UNITED STATES

SECURITIES AND EXCHANGE COMMISSION

Washington, D.C. 20549

 


 

FORM 8-K/A

 

Amendment No. 1 to

 

CURRENT REPORT

Pursuant to Section 13 or 15(d) of

The Securities Exchange Act of 1934

 

Date of Report (Date of earliest event reported)

January 25, 2008

 


 

VIVUS, INC.

(Exact name of registrant as specified in its charter)

 

Delaware

 

001-33389

 

94-3136179

(State or other jurisdiction of
incorporation)

 

(Commission File Number)

 

(IRS Employer
Identification No.)

 

1172 CASTRO STREET

MOUNTAIN VIEW, CA 94040

(Address of principal executive offices, including zip code)

 

(650) 934-5200

(Registrant’s telephone number, including area code)

 

N/A

(Former name or former address, if changed since last report)

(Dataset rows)
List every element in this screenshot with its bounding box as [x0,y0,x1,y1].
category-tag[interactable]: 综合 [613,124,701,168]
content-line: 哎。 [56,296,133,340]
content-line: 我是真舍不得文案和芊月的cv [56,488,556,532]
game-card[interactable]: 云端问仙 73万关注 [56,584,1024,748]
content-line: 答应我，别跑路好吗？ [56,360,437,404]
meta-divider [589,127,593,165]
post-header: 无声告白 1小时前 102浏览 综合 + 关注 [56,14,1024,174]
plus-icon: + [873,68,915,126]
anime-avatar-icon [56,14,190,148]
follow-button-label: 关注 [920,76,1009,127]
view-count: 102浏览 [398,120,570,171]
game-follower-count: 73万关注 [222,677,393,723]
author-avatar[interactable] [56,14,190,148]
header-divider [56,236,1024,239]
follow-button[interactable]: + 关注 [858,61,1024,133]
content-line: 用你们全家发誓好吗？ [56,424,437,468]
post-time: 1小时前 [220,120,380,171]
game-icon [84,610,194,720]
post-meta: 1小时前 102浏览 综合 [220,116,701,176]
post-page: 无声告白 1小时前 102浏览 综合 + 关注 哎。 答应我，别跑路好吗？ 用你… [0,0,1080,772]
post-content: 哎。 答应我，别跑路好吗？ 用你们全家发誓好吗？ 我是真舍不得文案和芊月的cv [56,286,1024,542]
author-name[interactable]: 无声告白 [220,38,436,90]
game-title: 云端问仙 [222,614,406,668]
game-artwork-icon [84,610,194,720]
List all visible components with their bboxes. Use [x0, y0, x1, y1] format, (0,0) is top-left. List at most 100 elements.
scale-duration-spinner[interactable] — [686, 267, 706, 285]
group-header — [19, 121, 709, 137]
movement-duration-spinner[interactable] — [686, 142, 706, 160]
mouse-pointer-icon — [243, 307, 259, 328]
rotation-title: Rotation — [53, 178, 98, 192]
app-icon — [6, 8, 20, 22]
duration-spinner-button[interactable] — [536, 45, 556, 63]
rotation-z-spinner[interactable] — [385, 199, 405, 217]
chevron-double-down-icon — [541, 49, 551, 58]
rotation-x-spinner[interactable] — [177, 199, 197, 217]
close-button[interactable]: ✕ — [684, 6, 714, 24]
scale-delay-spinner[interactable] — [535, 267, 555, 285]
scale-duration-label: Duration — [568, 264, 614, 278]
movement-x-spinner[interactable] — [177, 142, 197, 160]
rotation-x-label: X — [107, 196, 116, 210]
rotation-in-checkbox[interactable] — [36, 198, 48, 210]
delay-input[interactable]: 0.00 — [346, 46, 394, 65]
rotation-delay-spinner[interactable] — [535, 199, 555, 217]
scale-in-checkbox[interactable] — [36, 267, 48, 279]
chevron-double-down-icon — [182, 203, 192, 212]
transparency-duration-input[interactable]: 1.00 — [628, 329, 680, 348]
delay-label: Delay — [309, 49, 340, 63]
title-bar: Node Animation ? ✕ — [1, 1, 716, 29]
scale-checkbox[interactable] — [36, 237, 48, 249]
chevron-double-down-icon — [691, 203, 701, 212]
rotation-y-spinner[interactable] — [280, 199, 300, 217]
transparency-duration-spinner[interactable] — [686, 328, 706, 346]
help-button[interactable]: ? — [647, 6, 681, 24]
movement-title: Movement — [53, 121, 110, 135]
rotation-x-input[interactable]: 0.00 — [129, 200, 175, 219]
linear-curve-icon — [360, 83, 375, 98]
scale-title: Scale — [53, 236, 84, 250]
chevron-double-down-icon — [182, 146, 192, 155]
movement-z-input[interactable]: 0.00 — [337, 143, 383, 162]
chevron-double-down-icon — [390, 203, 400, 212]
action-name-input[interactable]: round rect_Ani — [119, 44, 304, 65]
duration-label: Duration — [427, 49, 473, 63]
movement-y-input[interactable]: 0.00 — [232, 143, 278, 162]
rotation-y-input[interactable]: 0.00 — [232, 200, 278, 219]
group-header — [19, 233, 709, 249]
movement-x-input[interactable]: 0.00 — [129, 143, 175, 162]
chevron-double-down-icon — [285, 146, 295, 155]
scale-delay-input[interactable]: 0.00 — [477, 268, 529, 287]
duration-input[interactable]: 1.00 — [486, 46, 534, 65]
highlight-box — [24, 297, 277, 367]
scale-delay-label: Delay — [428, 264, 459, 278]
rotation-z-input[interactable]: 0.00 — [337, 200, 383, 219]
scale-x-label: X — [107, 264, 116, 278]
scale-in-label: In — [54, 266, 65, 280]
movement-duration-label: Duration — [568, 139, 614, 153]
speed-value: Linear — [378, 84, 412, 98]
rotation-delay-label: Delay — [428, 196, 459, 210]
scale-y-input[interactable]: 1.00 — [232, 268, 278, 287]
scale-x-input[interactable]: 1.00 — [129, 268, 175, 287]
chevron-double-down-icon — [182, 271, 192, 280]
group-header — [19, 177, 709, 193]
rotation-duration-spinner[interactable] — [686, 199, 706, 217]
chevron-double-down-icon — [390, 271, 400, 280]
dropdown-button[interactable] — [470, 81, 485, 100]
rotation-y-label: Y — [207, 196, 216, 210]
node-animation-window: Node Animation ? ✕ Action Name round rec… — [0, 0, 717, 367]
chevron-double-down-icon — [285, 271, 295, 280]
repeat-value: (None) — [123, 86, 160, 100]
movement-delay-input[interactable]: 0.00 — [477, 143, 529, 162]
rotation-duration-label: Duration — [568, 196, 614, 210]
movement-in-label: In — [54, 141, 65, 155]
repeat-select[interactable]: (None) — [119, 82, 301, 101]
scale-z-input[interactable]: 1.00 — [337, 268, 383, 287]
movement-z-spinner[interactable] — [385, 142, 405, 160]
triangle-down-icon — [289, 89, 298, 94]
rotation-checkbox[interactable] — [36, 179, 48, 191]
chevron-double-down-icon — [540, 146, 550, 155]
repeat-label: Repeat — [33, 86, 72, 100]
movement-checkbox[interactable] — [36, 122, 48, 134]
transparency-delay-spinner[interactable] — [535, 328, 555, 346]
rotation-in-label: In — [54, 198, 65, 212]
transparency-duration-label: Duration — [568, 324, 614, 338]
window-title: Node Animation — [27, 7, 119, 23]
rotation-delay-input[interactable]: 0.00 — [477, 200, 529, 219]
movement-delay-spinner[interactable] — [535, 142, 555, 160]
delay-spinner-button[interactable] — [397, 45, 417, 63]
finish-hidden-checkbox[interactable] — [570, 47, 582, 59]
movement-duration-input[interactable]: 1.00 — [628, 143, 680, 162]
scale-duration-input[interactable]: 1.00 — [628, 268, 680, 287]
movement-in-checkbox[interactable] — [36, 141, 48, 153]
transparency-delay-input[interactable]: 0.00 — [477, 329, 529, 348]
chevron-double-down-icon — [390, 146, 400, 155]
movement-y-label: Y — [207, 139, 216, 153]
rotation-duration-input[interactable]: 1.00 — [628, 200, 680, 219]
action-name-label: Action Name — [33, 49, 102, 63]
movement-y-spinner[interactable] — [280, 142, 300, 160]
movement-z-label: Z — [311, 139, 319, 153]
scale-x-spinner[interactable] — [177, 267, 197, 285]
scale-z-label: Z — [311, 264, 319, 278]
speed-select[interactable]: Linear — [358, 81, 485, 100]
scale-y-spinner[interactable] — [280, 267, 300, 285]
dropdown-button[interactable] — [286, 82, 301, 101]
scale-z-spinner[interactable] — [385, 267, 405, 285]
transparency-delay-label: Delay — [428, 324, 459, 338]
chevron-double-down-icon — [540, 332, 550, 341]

SHORT TASK 1: Collect each line of the rows that contains the string "button".
SHORT TASK 2: Extend the VIVUS, Inc. Form 8-K/A cover page past its last line.

ANSWER 1:
follow-button-label: 关注 [920,76,1009,127]
follow-button[interactable]: + 关注 [858,61,1024,133]
duration-spinner-button[interactable] — [536, 45, 556, 63]
close-button[interactable]: ✕ — [684, 6, 714, 24]
help-button[interactable]: ? — [647, 6, 681, 24]
dropdown-button[interactable] — [470, 81, 485, 100]
delay-spinner-button[interactable] — [397, 45, 417, 63]
dropdown-button[interactable] — [286, 82, 301, 101]

ANSWER 2:
Check the appropriate box below if the Form 8-K filing is intended to simultaneously satisfy the filing obligation of the registrant under any of the following provisions (see General Instruction A.2. below):

 

o Written communications pursuant to Rule 425 under the Securities Act (17 CFR 230.425)

 

o Soliciting material pursuant to Rule 14a-12 under the Exchange Act (17 CFR 240.14a-12)

 

o Pre-commencement communications pursuant to Rule 14d-2(b) under the Exchange Act (17 CFR 240.14d-2(b))

 

o Pre-commencement communications pursuant to Rule 13e-4(c) under the Exchange Act (17 CFR 240.13e-4(c))

 



 

EXPLANATORY NOTE

 

VIVUS, Inc. filed a Current Report on Form 8-K dated January 25, 2008 (the “Original Form 8-K”) to disclose the cash bonus payments and stock option awards to its named executive officers, the increase to its chief executive officer’s compensation and the compensation arrangements for its non-employee directors.  In the Original Form 8-K, the Company inadvertently did not provide the additional disclosures on the fiscal year 2008 base salaries for its named executive officers.  This Current Report on Form 8-K/A is being filed to replace in its entirety the Original Form 8-K.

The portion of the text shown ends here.